- **Brief**
Where a line holds the string "совместных", return that line.

- **Data rows**

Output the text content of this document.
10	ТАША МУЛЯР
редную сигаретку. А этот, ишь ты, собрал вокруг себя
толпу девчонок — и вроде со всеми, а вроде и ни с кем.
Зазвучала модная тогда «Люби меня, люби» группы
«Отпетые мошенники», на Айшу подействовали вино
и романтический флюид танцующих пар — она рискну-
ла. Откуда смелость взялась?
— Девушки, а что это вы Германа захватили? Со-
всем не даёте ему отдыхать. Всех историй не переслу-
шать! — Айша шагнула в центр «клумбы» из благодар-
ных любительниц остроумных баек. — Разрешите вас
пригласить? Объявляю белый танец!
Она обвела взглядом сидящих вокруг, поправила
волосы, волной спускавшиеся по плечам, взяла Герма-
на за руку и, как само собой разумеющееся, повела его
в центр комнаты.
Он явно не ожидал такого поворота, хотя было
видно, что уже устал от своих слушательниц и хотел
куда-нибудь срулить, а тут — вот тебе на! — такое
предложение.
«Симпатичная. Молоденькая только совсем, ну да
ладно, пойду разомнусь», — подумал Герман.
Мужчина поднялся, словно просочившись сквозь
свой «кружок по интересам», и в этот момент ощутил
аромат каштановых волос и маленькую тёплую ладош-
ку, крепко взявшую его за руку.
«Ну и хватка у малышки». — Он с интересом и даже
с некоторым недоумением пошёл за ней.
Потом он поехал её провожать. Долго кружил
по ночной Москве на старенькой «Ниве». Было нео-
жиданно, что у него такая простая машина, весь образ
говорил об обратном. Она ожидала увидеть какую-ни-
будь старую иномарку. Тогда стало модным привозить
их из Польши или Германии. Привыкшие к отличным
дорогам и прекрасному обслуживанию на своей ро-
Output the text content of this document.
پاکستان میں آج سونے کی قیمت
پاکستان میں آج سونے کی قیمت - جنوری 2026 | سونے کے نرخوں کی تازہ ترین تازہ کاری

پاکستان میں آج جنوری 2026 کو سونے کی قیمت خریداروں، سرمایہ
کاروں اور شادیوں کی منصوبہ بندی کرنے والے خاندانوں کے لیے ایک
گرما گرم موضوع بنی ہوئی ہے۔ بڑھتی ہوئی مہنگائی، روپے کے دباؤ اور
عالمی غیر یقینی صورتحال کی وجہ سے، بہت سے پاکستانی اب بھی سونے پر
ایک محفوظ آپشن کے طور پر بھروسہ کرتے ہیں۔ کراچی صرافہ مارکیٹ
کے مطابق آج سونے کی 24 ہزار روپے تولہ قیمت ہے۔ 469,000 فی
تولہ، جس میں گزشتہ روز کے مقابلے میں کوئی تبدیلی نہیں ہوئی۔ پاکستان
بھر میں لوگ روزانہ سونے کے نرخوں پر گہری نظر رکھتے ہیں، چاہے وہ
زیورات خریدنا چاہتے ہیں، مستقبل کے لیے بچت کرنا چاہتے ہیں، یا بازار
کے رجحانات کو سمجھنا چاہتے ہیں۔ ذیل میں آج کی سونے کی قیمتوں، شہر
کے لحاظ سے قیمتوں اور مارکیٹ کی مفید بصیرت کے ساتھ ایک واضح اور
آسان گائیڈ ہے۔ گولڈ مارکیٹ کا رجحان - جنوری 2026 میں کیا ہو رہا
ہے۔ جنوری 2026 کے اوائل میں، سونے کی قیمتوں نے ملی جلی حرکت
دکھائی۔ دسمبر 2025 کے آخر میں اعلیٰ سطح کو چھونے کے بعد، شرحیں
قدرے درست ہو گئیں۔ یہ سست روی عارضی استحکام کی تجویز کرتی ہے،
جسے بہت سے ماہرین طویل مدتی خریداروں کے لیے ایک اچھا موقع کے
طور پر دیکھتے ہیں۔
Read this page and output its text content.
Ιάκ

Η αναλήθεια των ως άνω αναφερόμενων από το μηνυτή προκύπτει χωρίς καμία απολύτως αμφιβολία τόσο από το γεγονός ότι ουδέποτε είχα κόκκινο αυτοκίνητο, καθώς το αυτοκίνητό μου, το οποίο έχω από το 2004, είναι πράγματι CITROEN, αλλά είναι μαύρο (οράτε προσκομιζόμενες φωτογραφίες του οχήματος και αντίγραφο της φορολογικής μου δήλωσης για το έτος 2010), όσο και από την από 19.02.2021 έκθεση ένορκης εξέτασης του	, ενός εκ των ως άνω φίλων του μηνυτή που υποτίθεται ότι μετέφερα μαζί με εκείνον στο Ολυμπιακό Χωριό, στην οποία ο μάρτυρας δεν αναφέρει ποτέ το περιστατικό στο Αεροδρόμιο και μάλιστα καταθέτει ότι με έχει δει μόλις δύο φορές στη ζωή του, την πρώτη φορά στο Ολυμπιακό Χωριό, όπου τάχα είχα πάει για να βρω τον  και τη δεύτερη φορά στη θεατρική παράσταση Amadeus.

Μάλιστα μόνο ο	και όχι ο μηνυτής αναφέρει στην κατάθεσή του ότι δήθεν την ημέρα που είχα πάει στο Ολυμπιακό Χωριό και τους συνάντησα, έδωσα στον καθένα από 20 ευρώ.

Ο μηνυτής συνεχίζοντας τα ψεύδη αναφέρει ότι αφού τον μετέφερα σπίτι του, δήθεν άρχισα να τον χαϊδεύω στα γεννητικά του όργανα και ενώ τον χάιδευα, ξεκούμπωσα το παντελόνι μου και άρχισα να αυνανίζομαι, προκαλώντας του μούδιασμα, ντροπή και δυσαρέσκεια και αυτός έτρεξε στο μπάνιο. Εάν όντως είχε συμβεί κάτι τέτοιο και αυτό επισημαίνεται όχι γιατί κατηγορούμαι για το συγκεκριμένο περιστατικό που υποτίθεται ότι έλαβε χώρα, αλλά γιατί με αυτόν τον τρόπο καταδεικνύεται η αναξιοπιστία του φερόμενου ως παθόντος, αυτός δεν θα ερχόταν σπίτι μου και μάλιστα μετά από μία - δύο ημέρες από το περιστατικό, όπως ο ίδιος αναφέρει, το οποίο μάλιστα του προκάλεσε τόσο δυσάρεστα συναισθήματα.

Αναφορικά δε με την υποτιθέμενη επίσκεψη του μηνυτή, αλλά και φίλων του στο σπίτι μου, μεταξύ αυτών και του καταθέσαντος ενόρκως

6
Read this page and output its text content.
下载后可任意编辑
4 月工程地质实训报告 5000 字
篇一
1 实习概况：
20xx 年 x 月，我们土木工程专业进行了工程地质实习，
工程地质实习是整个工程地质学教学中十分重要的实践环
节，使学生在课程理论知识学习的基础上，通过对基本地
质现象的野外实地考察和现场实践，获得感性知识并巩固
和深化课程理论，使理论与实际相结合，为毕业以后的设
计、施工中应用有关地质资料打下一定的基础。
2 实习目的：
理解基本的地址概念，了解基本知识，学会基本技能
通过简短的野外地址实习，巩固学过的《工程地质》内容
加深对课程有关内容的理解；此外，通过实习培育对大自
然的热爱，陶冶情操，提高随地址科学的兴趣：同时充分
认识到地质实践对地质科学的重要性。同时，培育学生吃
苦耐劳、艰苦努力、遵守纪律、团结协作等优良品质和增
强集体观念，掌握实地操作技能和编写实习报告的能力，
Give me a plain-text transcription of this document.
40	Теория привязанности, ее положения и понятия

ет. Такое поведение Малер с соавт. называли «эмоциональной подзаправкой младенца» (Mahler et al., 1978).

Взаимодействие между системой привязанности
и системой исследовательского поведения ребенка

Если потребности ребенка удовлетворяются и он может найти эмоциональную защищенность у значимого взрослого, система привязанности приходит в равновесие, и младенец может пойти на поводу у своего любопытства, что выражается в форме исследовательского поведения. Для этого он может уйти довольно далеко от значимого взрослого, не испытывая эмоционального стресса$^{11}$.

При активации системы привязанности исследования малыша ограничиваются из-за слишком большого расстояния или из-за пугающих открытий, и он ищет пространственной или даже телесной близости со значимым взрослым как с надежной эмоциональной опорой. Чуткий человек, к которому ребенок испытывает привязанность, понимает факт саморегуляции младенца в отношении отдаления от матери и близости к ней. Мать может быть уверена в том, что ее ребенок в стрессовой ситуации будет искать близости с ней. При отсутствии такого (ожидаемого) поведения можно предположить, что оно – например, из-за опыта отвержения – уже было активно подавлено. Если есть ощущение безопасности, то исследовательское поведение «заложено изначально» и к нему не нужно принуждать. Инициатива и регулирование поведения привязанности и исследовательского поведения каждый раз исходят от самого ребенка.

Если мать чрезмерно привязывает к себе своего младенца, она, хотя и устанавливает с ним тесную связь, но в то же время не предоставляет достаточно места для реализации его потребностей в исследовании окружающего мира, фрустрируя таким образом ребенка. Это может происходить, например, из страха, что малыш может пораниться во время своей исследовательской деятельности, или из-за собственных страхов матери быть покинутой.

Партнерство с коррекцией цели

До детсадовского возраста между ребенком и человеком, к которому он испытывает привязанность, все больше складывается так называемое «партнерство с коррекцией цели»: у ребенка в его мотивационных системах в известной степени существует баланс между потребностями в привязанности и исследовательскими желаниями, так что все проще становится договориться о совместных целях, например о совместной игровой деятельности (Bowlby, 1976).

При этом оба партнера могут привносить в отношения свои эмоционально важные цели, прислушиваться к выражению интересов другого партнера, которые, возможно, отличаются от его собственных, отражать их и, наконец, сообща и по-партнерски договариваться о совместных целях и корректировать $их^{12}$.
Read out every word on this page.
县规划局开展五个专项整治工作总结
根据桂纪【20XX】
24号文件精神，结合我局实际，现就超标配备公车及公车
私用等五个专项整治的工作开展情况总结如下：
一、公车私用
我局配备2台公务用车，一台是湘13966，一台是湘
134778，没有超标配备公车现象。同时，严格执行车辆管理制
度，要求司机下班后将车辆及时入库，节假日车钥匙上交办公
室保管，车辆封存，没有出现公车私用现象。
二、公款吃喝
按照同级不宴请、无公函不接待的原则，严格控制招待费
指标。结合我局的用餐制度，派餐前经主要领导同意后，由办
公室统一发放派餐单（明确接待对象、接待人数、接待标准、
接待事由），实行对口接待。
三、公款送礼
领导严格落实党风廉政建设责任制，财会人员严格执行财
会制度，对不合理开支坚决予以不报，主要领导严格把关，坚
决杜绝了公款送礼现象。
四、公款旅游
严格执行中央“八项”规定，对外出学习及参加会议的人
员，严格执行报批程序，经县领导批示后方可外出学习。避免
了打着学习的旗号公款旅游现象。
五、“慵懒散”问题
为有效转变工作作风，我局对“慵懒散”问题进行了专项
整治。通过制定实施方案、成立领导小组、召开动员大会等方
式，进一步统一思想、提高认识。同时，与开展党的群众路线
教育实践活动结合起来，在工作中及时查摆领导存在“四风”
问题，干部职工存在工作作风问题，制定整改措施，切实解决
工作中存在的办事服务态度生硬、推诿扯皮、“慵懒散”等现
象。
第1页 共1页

- **Full solution**
До детсадовского возраста между ребенком и человеком, к которому он испытывает привязанность, все больше складывается так называемое «партнерство с коррекцией цели»: у ребенка в его мотивационных системах в известной степени существует баланс между потребностями в привязанности и исследовательскими желаниями, так что все проще становится договориться о совместных целях, например о совместной игровой деятельности (Bowlby, 1976).
При этом оба партнера могут привносить в отношения свои эмоционально важные цели, прислушиваться к выражению интересов другого партнера, которые, возможно, отличаются от его собственных, отражать их и, наконец, сообща и по-партнерски договариваться о совместных целях и корректировать $их^{12}$.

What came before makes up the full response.